● **RECORDS FOR THIS TASK**
------------------------
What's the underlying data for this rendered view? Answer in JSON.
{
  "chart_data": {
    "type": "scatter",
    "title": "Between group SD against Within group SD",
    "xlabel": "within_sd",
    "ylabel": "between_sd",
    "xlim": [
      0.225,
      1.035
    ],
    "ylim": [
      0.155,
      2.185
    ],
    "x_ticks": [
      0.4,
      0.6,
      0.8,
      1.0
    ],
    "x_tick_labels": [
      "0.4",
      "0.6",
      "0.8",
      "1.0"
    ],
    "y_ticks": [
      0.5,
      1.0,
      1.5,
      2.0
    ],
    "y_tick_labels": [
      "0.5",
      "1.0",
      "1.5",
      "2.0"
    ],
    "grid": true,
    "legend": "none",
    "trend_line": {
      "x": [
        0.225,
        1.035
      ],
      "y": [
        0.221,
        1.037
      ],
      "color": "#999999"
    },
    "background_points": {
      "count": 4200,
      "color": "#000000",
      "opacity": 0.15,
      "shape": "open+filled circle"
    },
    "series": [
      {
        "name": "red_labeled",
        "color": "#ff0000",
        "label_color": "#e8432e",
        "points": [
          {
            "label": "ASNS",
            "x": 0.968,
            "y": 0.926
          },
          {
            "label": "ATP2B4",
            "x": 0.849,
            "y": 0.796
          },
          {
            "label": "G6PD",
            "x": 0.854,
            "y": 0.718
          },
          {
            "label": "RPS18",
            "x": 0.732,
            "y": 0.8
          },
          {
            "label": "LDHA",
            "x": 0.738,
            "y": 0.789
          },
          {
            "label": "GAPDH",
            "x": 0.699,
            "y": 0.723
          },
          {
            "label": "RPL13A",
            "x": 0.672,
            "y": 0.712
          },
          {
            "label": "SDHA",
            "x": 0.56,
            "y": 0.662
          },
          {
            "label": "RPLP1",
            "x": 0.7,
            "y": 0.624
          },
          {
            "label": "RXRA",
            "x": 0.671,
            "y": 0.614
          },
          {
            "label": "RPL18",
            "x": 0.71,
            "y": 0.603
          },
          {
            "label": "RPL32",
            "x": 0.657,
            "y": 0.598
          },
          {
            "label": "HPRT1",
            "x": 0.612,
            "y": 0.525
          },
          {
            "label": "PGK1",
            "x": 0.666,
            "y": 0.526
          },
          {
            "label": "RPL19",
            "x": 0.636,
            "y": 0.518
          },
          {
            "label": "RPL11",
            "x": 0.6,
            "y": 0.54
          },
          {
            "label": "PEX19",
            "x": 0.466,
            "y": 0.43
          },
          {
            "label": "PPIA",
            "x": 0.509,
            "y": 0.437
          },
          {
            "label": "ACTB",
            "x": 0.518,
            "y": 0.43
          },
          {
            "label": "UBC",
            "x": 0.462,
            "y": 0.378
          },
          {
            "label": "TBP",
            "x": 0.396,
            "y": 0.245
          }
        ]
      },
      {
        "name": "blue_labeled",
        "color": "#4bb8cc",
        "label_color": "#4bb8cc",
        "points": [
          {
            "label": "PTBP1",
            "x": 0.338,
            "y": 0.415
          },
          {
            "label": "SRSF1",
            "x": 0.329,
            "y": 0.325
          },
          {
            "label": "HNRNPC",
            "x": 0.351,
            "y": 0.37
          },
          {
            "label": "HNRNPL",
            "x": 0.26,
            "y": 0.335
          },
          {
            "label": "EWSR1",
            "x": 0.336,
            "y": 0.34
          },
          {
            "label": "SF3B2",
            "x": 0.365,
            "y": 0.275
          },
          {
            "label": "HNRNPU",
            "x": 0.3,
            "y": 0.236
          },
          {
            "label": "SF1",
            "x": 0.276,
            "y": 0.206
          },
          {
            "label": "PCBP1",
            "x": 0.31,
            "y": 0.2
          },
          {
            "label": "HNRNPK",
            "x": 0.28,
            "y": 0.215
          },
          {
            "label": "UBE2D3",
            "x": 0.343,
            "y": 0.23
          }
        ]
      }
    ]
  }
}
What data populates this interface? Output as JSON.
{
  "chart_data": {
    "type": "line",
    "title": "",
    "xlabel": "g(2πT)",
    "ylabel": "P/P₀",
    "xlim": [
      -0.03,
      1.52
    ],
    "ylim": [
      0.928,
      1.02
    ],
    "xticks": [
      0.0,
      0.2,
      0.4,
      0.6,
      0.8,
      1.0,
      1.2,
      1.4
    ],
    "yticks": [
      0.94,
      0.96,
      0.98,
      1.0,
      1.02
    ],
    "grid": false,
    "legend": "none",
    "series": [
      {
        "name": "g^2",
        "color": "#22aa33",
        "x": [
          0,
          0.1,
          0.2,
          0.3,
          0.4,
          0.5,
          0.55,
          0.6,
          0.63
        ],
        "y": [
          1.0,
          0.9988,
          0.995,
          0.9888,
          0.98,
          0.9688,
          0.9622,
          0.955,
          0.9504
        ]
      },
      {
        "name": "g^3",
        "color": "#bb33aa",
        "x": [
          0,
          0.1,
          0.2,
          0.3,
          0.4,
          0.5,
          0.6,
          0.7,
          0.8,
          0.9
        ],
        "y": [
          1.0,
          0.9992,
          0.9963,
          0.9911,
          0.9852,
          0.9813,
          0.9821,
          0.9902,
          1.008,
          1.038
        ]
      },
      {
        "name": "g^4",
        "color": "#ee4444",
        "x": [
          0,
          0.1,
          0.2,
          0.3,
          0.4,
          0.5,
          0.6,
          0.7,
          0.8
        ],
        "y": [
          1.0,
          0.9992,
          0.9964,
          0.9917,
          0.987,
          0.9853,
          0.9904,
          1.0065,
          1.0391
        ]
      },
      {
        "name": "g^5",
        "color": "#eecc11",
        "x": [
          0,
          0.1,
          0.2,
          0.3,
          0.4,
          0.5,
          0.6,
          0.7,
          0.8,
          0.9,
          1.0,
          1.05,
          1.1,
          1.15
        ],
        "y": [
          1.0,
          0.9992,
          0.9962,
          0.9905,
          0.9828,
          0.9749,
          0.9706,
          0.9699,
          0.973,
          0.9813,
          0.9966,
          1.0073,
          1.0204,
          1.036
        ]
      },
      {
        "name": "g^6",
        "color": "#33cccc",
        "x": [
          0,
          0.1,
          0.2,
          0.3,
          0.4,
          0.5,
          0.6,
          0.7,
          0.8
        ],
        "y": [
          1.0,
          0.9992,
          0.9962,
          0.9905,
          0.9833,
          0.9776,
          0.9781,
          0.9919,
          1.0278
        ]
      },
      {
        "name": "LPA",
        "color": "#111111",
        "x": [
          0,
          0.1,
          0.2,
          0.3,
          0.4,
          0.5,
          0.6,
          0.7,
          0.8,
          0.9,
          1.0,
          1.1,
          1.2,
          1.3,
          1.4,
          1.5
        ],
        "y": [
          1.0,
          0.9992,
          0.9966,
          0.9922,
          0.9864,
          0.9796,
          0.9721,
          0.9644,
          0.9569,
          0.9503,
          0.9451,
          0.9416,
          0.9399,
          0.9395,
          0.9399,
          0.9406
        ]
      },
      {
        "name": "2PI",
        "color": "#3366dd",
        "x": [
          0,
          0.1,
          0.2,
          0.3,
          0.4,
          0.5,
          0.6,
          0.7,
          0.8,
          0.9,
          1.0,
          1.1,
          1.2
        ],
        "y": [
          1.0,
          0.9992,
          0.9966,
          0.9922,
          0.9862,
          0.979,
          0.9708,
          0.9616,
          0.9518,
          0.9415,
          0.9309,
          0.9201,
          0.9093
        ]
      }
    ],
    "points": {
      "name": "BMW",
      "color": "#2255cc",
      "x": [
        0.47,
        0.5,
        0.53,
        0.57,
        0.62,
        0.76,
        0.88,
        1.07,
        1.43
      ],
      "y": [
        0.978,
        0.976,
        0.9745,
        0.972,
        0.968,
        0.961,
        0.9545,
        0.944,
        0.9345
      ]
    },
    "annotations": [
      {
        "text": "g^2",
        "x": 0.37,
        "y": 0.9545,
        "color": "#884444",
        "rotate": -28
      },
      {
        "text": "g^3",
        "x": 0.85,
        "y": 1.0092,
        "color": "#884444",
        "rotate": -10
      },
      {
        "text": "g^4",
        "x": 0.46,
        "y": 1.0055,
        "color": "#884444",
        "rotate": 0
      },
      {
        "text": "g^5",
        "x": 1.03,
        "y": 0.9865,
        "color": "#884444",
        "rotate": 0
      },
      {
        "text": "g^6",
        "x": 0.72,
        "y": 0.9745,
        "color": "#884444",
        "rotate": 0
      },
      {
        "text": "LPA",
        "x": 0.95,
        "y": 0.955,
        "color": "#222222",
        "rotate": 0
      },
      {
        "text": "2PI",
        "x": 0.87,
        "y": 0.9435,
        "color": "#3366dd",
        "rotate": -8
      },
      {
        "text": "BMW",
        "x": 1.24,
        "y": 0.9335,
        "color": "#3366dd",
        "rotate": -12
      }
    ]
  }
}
------------------------
● **PROMPT**
The lines to collect are those holding the string "What"; copy them all.

● **RESPONSE**
What's the underlying data for this rendered view? Answer in JSON.
What data populates this interface? Output as JSON.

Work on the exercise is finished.